Write out all of the entries exactly as given.

----

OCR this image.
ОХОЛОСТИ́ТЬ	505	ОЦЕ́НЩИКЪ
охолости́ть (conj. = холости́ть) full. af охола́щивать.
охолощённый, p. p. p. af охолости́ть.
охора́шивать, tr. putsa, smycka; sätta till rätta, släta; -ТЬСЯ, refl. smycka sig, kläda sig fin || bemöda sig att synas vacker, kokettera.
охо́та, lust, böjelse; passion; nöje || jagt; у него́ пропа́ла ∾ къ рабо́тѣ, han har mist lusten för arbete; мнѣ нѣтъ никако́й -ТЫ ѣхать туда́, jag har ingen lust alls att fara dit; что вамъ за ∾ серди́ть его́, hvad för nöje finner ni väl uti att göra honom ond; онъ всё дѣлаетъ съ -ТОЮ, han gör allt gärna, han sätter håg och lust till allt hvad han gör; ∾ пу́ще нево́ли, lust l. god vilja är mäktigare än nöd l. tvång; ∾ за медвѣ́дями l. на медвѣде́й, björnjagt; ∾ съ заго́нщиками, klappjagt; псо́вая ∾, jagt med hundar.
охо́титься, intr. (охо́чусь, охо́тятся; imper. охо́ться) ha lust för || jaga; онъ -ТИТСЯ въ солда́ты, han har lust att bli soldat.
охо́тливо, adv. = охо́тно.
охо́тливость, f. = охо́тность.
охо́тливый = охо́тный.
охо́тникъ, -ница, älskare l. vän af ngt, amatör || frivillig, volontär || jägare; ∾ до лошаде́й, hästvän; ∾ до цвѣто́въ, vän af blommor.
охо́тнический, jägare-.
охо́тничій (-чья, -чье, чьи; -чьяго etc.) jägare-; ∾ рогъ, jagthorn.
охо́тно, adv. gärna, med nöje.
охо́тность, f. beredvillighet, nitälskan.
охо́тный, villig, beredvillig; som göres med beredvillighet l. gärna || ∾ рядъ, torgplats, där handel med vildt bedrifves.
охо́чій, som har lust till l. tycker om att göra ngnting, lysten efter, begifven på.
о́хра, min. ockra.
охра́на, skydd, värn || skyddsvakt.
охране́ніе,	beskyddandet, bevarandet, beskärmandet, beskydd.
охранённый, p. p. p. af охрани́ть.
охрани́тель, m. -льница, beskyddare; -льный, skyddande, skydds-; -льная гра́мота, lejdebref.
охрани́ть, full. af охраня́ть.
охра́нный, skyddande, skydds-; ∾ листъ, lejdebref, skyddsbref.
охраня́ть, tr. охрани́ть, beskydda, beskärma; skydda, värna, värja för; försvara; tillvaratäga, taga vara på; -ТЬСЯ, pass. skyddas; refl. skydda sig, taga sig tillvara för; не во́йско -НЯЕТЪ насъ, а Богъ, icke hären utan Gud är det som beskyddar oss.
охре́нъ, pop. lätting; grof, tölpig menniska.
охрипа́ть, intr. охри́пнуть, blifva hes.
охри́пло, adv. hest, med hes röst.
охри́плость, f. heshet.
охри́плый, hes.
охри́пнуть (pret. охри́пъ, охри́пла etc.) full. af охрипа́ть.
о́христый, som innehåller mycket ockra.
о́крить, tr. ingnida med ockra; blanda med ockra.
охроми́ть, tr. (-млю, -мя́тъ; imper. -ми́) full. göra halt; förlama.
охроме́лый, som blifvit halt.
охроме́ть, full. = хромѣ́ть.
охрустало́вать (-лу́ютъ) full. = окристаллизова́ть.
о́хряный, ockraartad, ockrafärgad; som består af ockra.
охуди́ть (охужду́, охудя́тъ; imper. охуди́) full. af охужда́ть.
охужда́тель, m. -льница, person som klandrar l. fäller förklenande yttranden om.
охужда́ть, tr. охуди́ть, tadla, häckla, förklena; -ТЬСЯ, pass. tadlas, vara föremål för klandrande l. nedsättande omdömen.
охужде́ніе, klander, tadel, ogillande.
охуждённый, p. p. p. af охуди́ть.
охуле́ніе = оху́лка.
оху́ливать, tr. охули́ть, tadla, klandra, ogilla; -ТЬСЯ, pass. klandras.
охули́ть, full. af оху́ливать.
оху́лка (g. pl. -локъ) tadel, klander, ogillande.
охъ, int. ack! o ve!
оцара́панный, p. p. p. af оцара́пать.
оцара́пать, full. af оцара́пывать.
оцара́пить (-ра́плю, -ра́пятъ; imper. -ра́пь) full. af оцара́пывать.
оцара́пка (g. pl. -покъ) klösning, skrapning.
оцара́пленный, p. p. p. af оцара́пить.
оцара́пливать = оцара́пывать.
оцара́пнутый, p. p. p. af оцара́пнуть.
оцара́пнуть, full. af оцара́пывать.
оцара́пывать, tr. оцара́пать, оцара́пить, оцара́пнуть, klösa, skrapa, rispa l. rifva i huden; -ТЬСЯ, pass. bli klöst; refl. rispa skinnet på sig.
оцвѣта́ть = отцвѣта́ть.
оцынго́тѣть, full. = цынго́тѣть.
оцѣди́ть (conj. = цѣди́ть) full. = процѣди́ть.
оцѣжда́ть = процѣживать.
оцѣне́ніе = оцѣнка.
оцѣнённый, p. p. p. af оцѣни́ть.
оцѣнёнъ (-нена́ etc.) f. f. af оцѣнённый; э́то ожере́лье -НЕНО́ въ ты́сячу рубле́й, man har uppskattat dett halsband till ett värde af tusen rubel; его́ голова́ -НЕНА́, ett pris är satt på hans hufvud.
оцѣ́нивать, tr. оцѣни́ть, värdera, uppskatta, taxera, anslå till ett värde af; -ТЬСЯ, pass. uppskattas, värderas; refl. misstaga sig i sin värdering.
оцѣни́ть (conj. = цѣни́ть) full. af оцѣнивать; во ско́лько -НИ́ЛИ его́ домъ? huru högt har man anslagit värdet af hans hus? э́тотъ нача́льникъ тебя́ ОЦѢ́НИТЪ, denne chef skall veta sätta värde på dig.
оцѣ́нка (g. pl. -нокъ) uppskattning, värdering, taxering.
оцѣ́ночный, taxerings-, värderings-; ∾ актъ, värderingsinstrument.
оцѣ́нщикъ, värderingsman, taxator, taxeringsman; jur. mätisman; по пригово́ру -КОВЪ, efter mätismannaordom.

----

* **Solution**:
OCR this image.
ОХОЛОСТИ́ТЬ	505	ОЦЕ́НЩИКЪ
охолости́ть (conj. = холости́ть) full. af охола́щивать.
охолощённый, p. p. p. af охолости́ть.
охора́шивать, tr. putsa, smycka; sätta till rätta, släta; -ТЬСЯ, refl. smycka sig, kläda sig fin || bemöda sig att synas vacker, kokettera.
охо́та, lust, böjelse; passion; nöje || jagt; у него́ пропа́ла ∾ къ рабо́тѣ, han har mist lusten för arbete; мнѣ нѣтъ никако́й -ТЫ ѣхать туда́, jag har ingen lust alls att fara dit; что вамъ за ∾ серди́ть его́, hvad för nöje finner ni väl uti att göra honom ond; онъ всё дѣлаетъ съ -ТОЮ, han gör allt gärna, han sätter håg och lust till allt hvad han gör; ∾ пу́ще нево́ли, lust l. god vilja är mäktigare än nöd l. tvång; ∾ за медвѣ́дями l. на медвѣде́й, björnjagt; ∾ съ заго́нщиками, klappjagt; псо́вая ∾, jagt med hundar.
охо́титься, intr. (охо́чусь, охо́тятся; imper. охо́ться) ha lust för || jaga; онъ -ТИТСЯ въ солда́ты, han har lust att bli soldat.
охо́тливо, adv. = охо́тно.
охо́тливость, f. = охо́тность.
охо́тливый = охо́тный.
охо́тникъ, -ница, älskare l. vän af ngt, amatör || frivillig, volontär || jägare; ∾ до лошаде́й, hästvän; ∾ до цвѣто́въ, vän af blommor.
охо́тнический, jägare-.
охо́тничій (-чья, -чье, чьи; -чьяго etc.) jägare-; ∾ рогъ, jagthorn.
охо́тно, adv. gärna, med nöje.
охо́тность, f. beredvillighet, nitälskan.
охо́тный, villig, beredvillig; som göres med beredvillighet l. gärna || ∾ рядъ, torgplats, där handel med vildt bedrifves.
охо́чій, som har lust till l. tycker om att göra ngnting, lysten efter, begifven på.
о́хра, min. ockra.
охра́на, skydd, värn || skyddsvakt.
охране́ніе,	beskyddandet, bevarandet, beskärmandet, beskydd.
охранённый, p. p. p. af охрани́ть.
охрани́тель, m. -льница, beskyddare; -льный, skyddande, skydds-; -льная гра́мота, lejdebref.
охрани́ть, full. af охраня́ть.
охра́нный, skyddande, skydds-; ∾ листъ, lejdebref, skyddsbref.
охраня́ть, tr. охрани́ть, beskydda, beskärma; skydda, värna, värja för; försvara; tillvaratäga, taga vara på; -ТЬСЯ, pass. skyddas; refl. skydda sig, taga sig tillvara för; не во́йско -НЯЕТЪ насъ, а Богъ, icke hären utan Gud är det som beskyddar oss.
охре́нъ, pop. lätting; grof, tölpig menniska.
охрипа́ть, intr. охри́пнуть, blifva hes.
охри́пло, adv. hest, med hes röst.
охри́плость, f. heshet.
охри́плый, hes.
охри́пнуть (pret. охри́пъ, охри́пла etc.) full. af охрипа́ть.
о́христый, som innehåller mycket ockra.
о́крить, tr. ingnida med ockra; blanda med ockra.
охроми́ть, tr. (-млю, -мя́тъ; imper. -ми́) full. göra halt; förlama.
охроме́лый, som blifvit halt.
охроме́ть, full. = хромѣ́ть.
охрустало́вать (-лу́ютъ) full. = окристаллизова́ть.
о́хряный, ockraartad, ockrafärgad; som består af ockra.
охуди́ть (охужду́, охудя́тъ; imper. охуди́) full. af охужда́ть.
охужда́тель, m. -льница, person som klandrar l. fäller förklenande yttranden om.
охужда́ть, tr. охуди́ть, tadla, häckla, förklena; -ТЬСЯ, pass. tadlas, vara föremål för klandrande l. nedsättande omdömen.
охужде́ніе, klander, tadel, ogillande.
охуждённый, p. p. p. af охуди́ть.
охуле́ніе = оху́лка.
оху́ливать, tr. охули́ть, tadla, klandra, ogilla; -ТЬСЯ, pass. klandras.
охули́ть, full. af оху́ливать.
оху́лка (g. pl. -локъ) tadel, klander, ogillande.
охъ, int. ack! o ve!
оцара́панный, p. p. p. af оцара́пать.
оцара́пать, full. af оцара́пывать.
оцара́пить (-ра́плю, -ра́пятъ; imper. -ра́пь) full. af оцара́пывать.
оцара́пка (g. pl. -покъ) klösning, skrapning.
оцара́пленный, p. p. p. af оцара́пить.
оцара́пливать = оцара́пывать.
оцара́пнутый, p. p. p. af оцара́пнуть.
оцара́пнуть, full. af оцара́пывать.
оцара́пывать, tr. оцара́пать, оцара́пить, оцара́пнуть, klösa, skrapa, rispa l. rifva i huden; -ТЬСЯ, pass. bli klöst; refl. rispa skinnet på sig.
оцвѣта́ть = отцвѣта́ть.
оцынго́тѣть, full. = цынго́тѣть.
оцѣди́ть (conj. = цѣди́ть) full. = процѣди́ть.
оцѣжда́ть = процѣживать.
оцѣне́ніе = оцѣнка.
оцѣнённый, p. p. p. af оцѣни́ть.
оцѣнёнъ (-нена́ etc.) f. f. af оцѣнённый; э́то ожере́лье -НЕНО́ въ ты́сячу рубле́й, man har uppskattat dett halsband till ett värde af tusen rubel; его́ голова́ -НЕНА́, ett pris är satt på hans hufvud.
оцѣ́нивать, tr. оцѣни́ть, värdera, uppskatta, taxera, anslå till ett värde af; -ТЬСЯ, pass. uppskattas, värderas; refl. misstaga sig i sin värdering.
оцѣни́ть (conj. = цѣни́ть) full. af оцѣнивать; во ско́лько -НИ́ЛИ его́ домъ? huru högt har man anslagit värdet af hans hus? э́тотъ нача́льникъ тебя́ ОЦѢ́НИТЪ, denne chef skall veta sätta värde på dig.
оцѣ́нка (g. pl. -нокъ) uppskattning, värdering, taxering.
оцѣ́ночный, taxerings-, värderings-; ∾ актъ, värderingsinstrument.
оцѣ́нщикъ, värderingsman, taxator, taxeringsman; jur. mätisman; по пригово́ру -КОВЪ, efter mätismannaordom.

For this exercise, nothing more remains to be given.